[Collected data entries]
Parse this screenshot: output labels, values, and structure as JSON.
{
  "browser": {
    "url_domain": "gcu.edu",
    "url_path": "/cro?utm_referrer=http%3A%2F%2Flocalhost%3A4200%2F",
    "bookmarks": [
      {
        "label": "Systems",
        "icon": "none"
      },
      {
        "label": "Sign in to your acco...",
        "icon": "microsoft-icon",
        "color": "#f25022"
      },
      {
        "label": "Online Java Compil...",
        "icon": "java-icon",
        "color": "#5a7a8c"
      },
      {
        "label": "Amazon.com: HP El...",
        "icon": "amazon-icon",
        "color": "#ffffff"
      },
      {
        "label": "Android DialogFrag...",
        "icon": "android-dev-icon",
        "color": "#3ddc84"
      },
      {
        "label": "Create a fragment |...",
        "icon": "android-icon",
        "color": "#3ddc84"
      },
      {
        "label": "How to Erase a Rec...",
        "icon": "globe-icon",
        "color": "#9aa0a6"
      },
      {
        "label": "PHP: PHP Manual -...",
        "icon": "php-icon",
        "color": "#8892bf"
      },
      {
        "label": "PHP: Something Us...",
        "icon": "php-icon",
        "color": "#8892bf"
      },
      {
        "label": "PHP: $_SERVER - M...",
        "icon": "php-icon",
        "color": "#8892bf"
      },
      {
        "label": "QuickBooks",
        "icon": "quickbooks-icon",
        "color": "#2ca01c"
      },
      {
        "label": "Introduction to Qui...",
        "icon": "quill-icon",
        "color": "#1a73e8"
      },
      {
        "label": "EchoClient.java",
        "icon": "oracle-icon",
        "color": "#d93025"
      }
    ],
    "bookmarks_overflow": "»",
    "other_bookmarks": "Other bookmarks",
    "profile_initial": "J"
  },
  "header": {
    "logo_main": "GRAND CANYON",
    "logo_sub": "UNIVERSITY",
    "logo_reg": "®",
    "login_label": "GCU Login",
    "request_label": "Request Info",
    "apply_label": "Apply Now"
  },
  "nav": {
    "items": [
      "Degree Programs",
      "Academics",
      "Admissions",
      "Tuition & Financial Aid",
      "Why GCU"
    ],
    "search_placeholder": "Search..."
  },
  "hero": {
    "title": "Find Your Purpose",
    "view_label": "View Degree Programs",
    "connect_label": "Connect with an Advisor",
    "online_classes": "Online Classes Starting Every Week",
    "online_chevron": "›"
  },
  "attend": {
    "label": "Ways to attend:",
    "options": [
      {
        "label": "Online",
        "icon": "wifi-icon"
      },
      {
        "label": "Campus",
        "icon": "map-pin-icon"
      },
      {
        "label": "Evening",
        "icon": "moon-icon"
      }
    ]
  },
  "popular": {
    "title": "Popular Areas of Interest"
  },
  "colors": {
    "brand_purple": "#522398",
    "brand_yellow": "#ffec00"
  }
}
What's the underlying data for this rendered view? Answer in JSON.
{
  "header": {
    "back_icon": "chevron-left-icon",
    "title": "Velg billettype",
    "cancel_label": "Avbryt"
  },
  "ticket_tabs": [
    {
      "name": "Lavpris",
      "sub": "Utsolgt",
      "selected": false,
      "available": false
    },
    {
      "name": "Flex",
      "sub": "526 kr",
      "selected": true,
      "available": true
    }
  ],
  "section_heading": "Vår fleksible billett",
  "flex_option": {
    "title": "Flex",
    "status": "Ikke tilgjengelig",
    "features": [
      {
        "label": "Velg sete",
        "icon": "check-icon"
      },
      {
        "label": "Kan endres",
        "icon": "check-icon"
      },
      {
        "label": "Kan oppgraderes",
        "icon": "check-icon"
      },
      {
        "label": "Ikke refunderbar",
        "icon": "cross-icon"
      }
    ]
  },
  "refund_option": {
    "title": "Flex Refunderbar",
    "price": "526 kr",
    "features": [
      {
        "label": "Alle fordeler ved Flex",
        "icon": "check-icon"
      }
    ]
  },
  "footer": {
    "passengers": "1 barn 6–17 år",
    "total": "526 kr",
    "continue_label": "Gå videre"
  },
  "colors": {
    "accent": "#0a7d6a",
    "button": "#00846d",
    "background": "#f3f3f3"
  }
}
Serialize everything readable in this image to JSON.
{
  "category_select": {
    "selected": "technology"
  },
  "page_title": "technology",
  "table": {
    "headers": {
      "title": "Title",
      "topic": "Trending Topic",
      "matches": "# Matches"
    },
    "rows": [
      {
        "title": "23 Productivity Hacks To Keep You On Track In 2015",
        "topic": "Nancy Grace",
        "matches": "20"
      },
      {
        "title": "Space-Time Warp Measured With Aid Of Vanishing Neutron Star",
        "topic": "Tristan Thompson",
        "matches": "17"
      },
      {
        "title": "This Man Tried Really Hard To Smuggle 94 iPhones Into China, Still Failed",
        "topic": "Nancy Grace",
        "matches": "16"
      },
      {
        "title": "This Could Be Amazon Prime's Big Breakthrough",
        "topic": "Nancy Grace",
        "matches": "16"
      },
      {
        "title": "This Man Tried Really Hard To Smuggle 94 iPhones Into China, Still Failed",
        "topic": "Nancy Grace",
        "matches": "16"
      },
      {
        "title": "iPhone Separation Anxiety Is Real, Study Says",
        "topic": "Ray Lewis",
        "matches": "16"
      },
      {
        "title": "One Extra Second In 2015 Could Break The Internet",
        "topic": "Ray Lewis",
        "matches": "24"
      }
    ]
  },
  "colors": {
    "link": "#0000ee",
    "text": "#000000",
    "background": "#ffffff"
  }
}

— Objective —
Produce a verbatim transcription of the entries above.

— Expected answer —
Parse this screenshot: output labels, values, and structure as JSON.
{
  "browser": {
    "url_domain": "gcu.edu",
    "url_path": "/cro?utm_referrer=http%3A%2F%2Flocalhost%3A4200%2F",
    "bookmarks": [
      {
        "label": "Systems",
        "icon": "none"
      },
      {
        "label": "Sign in to your acco...",
        "icon": "microsoft-icon",
        "color": "#f25022"
      },
      {
        "label": "Online Java Compil...",
        "icon": "java-icon",
        "color": "#5a7a8c"
      },
      {
        "label": "Amazon.com: HP El...",
        "icon": "amazon-icon",
        "color": "#ffffff"
      },
      {
        "label": "Android DialogFrag...",
        "icon": "android-dev-icon",
        "color": "#3ddc84"
      },
      {
        "label": "Create a fragment |...",
        "icon": "android-icon",
        "color": "#3ddc84"
      },
      {
        "label": "How to Erase a Rec...",
        "icon": "globe-icon",
        "color": "#9aa0a6"
      },
      {
        "label": "PHP: PHP Manual -...",
        "icon": "php-icon",
        "color": "#8892bf"
      },
      {
        "label": "PHP: Something Us...",
        "icon": "php-icon",
        "color": "#8892bf"
      },
      {
        "label": "PHP: $_SERVER - M...",
        "icon": "php-icon",
        "color": "#8892bf"
      },
      {
        "label": "QuickBooks",
        "icon": "quickbooks-icon",
        "color": "#2ca01c"
      },
      {
        "label": "Introduction to Qui...",
        "icon": "quill-icon",
        "color": "#1a73e8"
      },
      {
        "label": "EchoClient.java",
        "icon": "oracle-icon",
        "color": "#d93025"
      }
    ],
    "bookmarks_overflow": "»",
    "other_bookmarks": "Other bookmarks",
    "profile_initial": "J"
  },
  "header": {
    "logo_main": "GRAND CANYON",
    "logo_sub": "UNIVERSITY",
    "logo_reg": "®",
    "login_label": "GCU Login",
    "request_label": "Request Info",
    "apply_label": "Apply Now"
  },
  "nav": {
    "items": [
      "Degree Programs",
      "Academics",
      "Admissions",
      "Tuition & Financial Aid",
      "Why GCU"
    ],
    "search_placeholder": "Search..."
  },
  "hero": {
    "title": "Find Your Purpose",
    "view_label": "View Degree Programs",
    "connect_label": "Connect with an Advisor",
    "online_classes": "Online Classes Starting Every Week",
    "online_chevron": "›"
  },
  "attend": {
    "label": "Ways to attend:",
    "options": [
      {
        "label": "Online",
        "icon": "wifi-icon"
      },
      {
        "label": "Campus",
        "icon": "map-pin-icon"
      },
      {
        "label": "Evening",
        "icon": "moon-icon"
      }
    ]
  },
  "popular": {
    "title": "Popular Areas of Interest"
  },
  "colors": {
    "brand_purple": "#522398",
    "brand_yellow": "#ffec00"
  }
}
What's the underlying data for this rendered view? Answer in JSON.
{
  "header": {
    "back_icon": "chevron-left-icon",
    "title": "Velg billettype",
    "cancel_label": "Avbryt"
  },
  "ticket_tabs": [
    {
      "name": "Lavpris",
      "sub": "Utsolgt",
      "selected": false,
      "available": false
    },
    {
      "name": "Flex",
      "sub": "526 kr",
      "selected": true,
      "available": true
    }
  ],
  "section_heading": "Vår fleksible billett",
  "flex_option": {
    "title": "Flex",
    "status": "Ikke tilgjengelig",
    "features": [
      {
        "label": "Velg sete",
        "icon": "check-icon"
      },
      {
        "label": "Kan endres",
        "icon": "check-icon"
      },
      {
        "label": "Kan oppgraderes",
        "icon": "check-icon"
      },
      {
        "label": "Ikke refunderbar",
        "icon": "cross-icon"
      }
    ]
  },
  "refund_option": {
    "title": "Flex Refunderbar",
    "price": "526 kr",
    "features": [
      {
        "label": "Alle fordeler ved Flex",
        "icon": "check-icon"
      }
    ]
  },
  "footer": {
    "passengers": "1 barn 6–17 år",
    "total": "526 kr",
    "continue_label": "Gå videre"
  },
  "colors": {
    "accent": "#0a7d6a",
    "button": "#00846d",
    "background": "#f3f3f3"
  }
}
Serialize everything readable in this image to JSON.
{
  "category_select": {
    "selected": "technology"
  },
  "page_title": "technology",
  "table": {
    "headers": {
      "title": "Title",
      "topic": "Trending Topic",
      "matches": "# Matches"
    },
    "rows": [
      {
        "title": "23 Productivity Hacks To Keep You On Track In 2015",
        "topic": "Nancy Grace",
        "matches": "20"
      },
      {
        "title": "Space-Time Warp Measured With Aid Of Vanishing Neutron Star",
        "topic": "Tristan Thompson",
        "matches": "17"
      },
      {
        "title": "This Man Tried Really Hard To Smuggle 94 iPhones Into China, Still Failed",
        "topic": "Nancy Grace",
        "matches": "16"
      },
      {
        "title": "This Could Be Amazon Prime's Big Breakthrough",
        "topic": "Nancy Grace",
        "matches": "16"
      },
      {
        "title": "This Man Tried Really Hard To Smuggle 94 iPhones Into China, Still Failed",
        "topic": "Nancy Grace",
        "matches": "16"
      },
      {
        "title": "iPhone Separation Anxiety Is Real, Study Says",
        "topic": "Ray Lewis",
        "matches": "16"
      },
      {
        "title": "One Extra Second In 2015 Could Break The Internet",
        "topic": "Ray Lewis",
        "matches": "24"
      }
    ]
  },
  "colors": {
    "link": "#0000ee",
    "text": "#000000",
    "background": "#ffffff"
  }
}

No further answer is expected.